===== INPUT MATERIAL

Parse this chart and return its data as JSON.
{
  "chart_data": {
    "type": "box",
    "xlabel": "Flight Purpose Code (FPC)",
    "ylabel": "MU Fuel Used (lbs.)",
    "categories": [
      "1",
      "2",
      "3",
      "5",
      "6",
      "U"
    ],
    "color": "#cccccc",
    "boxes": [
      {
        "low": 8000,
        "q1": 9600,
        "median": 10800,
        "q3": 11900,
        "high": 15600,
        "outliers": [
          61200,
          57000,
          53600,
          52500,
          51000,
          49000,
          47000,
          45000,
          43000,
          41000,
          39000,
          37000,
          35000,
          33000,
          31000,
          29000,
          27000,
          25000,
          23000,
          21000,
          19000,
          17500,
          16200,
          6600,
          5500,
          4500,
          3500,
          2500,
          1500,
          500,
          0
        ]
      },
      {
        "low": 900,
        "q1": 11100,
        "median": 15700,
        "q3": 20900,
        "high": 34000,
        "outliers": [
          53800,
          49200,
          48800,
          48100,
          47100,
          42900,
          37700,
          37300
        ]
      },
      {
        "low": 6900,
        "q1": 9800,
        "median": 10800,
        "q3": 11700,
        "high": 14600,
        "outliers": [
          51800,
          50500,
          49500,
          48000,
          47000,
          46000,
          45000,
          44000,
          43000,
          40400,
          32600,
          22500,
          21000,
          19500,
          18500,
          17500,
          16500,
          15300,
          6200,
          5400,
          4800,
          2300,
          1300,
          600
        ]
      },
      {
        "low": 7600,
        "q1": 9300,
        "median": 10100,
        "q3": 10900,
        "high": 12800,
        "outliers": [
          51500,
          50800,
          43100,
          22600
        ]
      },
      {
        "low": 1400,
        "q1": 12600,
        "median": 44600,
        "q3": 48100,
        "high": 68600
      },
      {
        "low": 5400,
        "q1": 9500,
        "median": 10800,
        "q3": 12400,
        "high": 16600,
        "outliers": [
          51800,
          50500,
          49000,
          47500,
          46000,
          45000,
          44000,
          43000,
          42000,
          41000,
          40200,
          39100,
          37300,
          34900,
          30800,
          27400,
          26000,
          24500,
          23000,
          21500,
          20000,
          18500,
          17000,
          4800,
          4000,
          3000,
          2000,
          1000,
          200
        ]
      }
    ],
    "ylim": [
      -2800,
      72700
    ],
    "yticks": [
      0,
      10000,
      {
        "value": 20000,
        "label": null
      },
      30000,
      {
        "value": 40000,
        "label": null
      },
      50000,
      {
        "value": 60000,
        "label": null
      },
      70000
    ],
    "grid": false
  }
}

==========

• [STATED GOAL]: Go through the entries above and copy every line containing "high".

• [REPLY TO THE TASK]:
        "high": 15600,
        "high": 34000,
        "high": 14600,
        "high": 12800,
        "high": 68600
        "high": 16600,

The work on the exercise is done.